## WHAT YOU SHOULD DO
Repeat the whole listing exactly.

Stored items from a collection
§

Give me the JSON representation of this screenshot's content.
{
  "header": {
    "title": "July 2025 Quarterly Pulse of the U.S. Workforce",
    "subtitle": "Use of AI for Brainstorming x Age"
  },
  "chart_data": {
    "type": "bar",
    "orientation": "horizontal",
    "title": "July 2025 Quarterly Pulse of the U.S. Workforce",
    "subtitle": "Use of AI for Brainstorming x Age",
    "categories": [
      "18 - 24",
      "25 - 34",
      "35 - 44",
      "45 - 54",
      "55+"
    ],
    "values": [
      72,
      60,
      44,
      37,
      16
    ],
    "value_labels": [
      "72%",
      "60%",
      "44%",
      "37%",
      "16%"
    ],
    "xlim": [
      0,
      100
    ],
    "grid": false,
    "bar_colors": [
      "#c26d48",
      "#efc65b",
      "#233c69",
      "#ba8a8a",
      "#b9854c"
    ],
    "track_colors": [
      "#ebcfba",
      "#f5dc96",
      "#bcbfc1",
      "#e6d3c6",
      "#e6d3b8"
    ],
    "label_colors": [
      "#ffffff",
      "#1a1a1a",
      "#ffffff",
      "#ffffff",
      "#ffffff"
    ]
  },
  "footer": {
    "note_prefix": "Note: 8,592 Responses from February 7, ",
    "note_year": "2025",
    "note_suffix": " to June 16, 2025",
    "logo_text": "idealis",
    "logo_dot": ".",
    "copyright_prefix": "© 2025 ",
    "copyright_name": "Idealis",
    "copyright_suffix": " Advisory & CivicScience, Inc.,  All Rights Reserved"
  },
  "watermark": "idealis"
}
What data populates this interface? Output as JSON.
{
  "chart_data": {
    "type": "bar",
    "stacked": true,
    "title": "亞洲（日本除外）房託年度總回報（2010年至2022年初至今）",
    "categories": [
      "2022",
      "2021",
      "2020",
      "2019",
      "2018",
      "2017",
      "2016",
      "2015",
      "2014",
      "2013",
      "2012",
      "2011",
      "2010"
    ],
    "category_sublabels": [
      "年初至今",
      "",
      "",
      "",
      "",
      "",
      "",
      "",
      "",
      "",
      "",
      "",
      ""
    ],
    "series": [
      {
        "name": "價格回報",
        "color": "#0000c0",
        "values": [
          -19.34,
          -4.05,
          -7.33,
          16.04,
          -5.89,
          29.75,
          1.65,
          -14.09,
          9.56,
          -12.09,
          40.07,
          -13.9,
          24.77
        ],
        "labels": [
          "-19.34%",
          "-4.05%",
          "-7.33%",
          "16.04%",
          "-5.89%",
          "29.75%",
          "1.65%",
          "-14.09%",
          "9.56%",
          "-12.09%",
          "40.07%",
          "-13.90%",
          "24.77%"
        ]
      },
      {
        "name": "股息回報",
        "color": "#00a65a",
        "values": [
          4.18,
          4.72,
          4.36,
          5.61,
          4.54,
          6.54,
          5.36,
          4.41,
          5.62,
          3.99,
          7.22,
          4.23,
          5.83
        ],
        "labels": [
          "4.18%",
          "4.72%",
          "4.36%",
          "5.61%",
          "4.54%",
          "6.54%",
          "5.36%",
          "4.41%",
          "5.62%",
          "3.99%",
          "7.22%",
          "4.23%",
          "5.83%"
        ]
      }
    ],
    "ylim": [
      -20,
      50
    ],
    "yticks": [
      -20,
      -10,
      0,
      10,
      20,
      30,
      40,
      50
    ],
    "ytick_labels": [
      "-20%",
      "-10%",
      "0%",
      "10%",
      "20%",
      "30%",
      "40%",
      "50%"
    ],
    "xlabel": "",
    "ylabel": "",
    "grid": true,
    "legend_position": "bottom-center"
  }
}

§

## EXERCISE SOLUTION
Give me the JSON representation of this screenshot's content.
{
  "header": {
    "title": "July 2025 Quarterly Pulse of the U.S. Workforce",
    "subtitle": "Use of AI for Brainstorming x Age"
  },
  "chart_data": {
    "type": "bar",
    "orientation": "horizontal",
    "title": "July 2025 Quarterly Pulse of the U.S. Workforce",
    "subtitle": "Use of AI for Brainstorming x Age",
    "categories": [
      "18 - 24",
      "25 - 34",
      "35 - 44",
      "45 - 54",
      "55+"
    ],
    "values": [
      72,
      60,
      44,
      37,
      16
    ],
    "value_labels": [
      "72%",
      "60%",
      "44%",
      "37%",
      "16%"
    ],
    "xlim": [
      0,
      100
    ],
    "grid": false,
    "bar_colors": [
      "#c26d48",
      "#efc65b",
      "#233c69",
      "#ba8a8a",
      "#b9854c"
    ],
    "track_colors": [
      "#ebcfba",
      "#f5dc96",
      "#bcbfc1",
      "#e6d3c6",
      "#e6d3b8"
    ],
    "label_colors": [
      "#ffffff",
      "#1a1a1a",
      "#ffffff",
      "#ffffff",
      "#ffffff"
    ]
  },
  "footer": {
    "note_prefix": "Note: 8,592 Responses from February 7, ",
    "note_year": "2025",
    "note_suffix": " to June 16, 2025",
    "logo_text": "idealis",
    "logo_dot": ".",
    "copyright_prefix": "© 2025 ",
    "copyright_name": "Idealis",
    "copyright_suffix": " Advisory & CivicScience, Inc.,  All Rights Reserved"
  },
  "watermark": "idealis"
}
What data populates this interface? Output as JSON.
{
  "chart_data": {
    "type": "bar",
    "stacked": true,
    "title": "亞洲（日本除外）房託年度總回報（2010年至2022年初至今）",
    "categories": [
      "2022",
      "2021",
      "2020",
      "2019",
      "2018",
      "2017",
      "2016",
      "2015",
      "2014",
      "2013",
      "2012",
      "2011",
      "2010"
    ],
    "category_sublabels": [
      "年初至今",
      "",
      "",
      "",
      "",
      "",
      "",
      "",
      "",
      "",
      "",
      "",
      ""
    ],
    "series": [
      {
        "name": "價格回報",
        "color": "#0000c0",
        "values": [
          -19.34,
          -4.05,
          -7.33,
          16.04,
          -5.89,
          29.75,
          1.65,
          -14.09,
          9.56,
          -12.09,
          40.07,
          -13.9,
          24.77
        ],
        "labels": [
          "-19.34%",
          "-4.05%",
          "-7.33%",
          "16.04%",
          "-5.89%",
          "29.75%",
          "1.65%",
          "-14.09%",
          "9.56%",
          "-12.09%",
          "40.07%",
          "-13.90%",
          "24.77%"
        ]
      },
      {
        "name": "股息回報",
        "color": "#00a65a",
        "values": [
          4.18,
          4.72,
          4.36,
          5.61,
          4.54,
          6.54,
          5.36,
          4.41,
          5.62,
          3.99,
          7.22,
          4.23,
          5.83
        ],
        "labels": [
          "4.18%",
          "4.72%",
          "4.36%",
          "5.61%",
          "4.54%",
          "6.54%",
          "5.36%",
          "4.41%",
          "5.62%",
          "3.99%",
          "7.22%",
          "4.23%",
          "5.83%"
        ]
      }
    ],
    "ylim": [
      -20,
      50
    ],
    "yticks": [
      -20,
      -10,
      0,
      10,
      20,
      30,
      40,
      50
    ],
    "ytick_labels": [
      "-20%",
      "-10%",
      "0%",
      "10%",
      "20%",
      "30%",
      "40%",
      "50%"
    ],
    "xlabel": "",
    "ylabel": "",
    "grid": true,
    "legend_position": "bottom-center"
  }
}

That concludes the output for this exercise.